Exercise task =
Each entry below must be repeated word for word.

Supplied data =

◆ ◆ ◆ ◆

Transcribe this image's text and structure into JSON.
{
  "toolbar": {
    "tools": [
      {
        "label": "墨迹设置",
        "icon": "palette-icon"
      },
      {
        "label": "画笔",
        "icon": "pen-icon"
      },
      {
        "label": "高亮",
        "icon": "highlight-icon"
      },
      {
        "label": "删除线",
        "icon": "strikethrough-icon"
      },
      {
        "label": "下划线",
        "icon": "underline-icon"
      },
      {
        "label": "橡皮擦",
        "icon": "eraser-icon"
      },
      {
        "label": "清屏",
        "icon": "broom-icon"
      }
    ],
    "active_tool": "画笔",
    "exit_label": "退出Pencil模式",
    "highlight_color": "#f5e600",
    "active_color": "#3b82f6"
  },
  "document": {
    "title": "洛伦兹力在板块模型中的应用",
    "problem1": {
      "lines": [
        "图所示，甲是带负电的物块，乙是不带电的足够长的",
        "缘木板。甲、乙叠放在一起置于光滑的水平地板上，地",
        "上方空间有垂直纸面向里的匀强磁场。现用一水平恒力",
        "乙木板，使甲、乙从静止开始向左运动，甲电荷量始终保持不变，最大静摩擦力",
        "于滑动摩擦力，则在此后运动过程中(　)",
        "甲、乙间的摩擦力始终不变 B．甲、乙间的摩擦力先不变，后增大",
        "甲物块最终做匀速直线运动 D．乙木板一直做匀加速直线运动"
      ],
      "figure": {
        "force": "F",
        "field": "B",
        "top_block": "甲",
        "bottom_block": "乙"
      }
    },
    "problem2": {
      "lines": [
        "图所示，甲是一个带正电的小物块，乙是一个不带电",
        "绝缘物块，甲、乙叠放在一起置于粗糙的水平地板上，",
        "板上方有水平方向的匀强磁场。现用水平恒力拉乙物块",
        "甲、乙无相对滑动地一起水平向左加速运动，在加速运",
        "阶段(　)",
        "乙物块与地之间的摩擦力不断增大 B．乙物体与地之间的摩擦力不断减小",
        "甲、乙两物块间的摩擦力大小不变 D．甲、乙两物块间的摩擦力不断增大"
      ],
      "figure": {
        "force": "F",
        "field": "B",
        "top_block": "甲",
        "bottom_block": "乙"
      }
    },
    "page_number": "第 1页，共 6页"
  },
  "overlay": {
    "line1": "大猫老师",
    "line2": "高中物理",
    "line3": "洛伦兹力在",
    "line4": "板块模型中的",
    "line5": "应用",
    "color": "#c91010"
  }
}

◆ ◆ ◆ ◆

Answer for the task =
Transcribe this image's text and structure into JSON.
{
  "toolbar": {
    "tools": [
      {
        "label": "墨迹设置",
        "icon": "palette-icon"
      },
      {
        "label": "画笔",
        "icon": "pen-icon"
      },
      {
        "label": "高亮",
        "icon": "highlight-icon"
      },
      {
        "label": "删除线",
        "icon": "strikethrough-icon"
      },
      {
        "label": "下划线",
        "icon": "underline-icon"
      },
      {
        "label": "橡皮擦",
        "icon": "eraser-icon"
      },
      {
        "label": "清屏",
        "icon": "broom-icon"
      }
    ],
    "active_tool": "画笔",
    "exit_label": "退出Pencil模式",
    "highlight_color": "#f5e600",
    "active_color": "#3b82f6"
  },
  "document": {
    "title": "洛伦兹力在板块模型中的应用",
    "problem1": {
      "lines": [
        "图所示，甲是带负电的物块，乙是不带电的足够长的",
        "缘木板。甲、乙叠放在一起置于光滑的水平地板上，地",
        "上方空间有垂直纸面向里的匀强磁场。现用一水平恒力",
        "乙木板，使甲、乙从静止开始向左运动，甲电荷量始终保持不变，最大静摩擦力",
        "于滑动摩擦力，则在此后运动过程中(　)",
        "甲、乙间的摩擦力始终不变 B．甲、乙间的摩擦力先不变，后增大",
        "甲物块最终做匀速直线运动 D．乙木板一直做匀加速直线运动"
      ],
      "figure": {
        "force": "F",
        "field": "B",
        "top_block": "甲",
        "bottom_block": "乙"
      }
    },
    "problem2": {
      "lines": [
        "图所示，甲是一个带正电的小物块，乙是一个不带电",
        "绝缘物块，甲、乙叠放在一起置于粗糙的水平地板上，",
        "板上方有水平方向的匀强磁场。现用水平恒力拉乙物块",
        "甲、乙无相对滑动地一起水平向左加速运动，在加速运",
        "阶段(　)",
        "乙物块与地之间的摩擦力不断增大 B．乙物体与地之间的摩擦力不断减小",
        "甲、乙两物块间的摩擦力大小不变 D．甲、乙两物块间的摩擦力不断增大"
      ],
      "figure": {
        "force": "F",
        "field": "B",
        "top_block": "甲",
        "bottom_block": "乙"
      }
    },
    "page_number": "第 1页，共 6页"
  },
  "overlay": {
    "line1": "大猫老师",
    "line2": "高中物理",
    "line3": "洛伦兹力在",
    "line4": "板块模型中的",
    "line5": "应用",
    "color": "#c91010"
  }
}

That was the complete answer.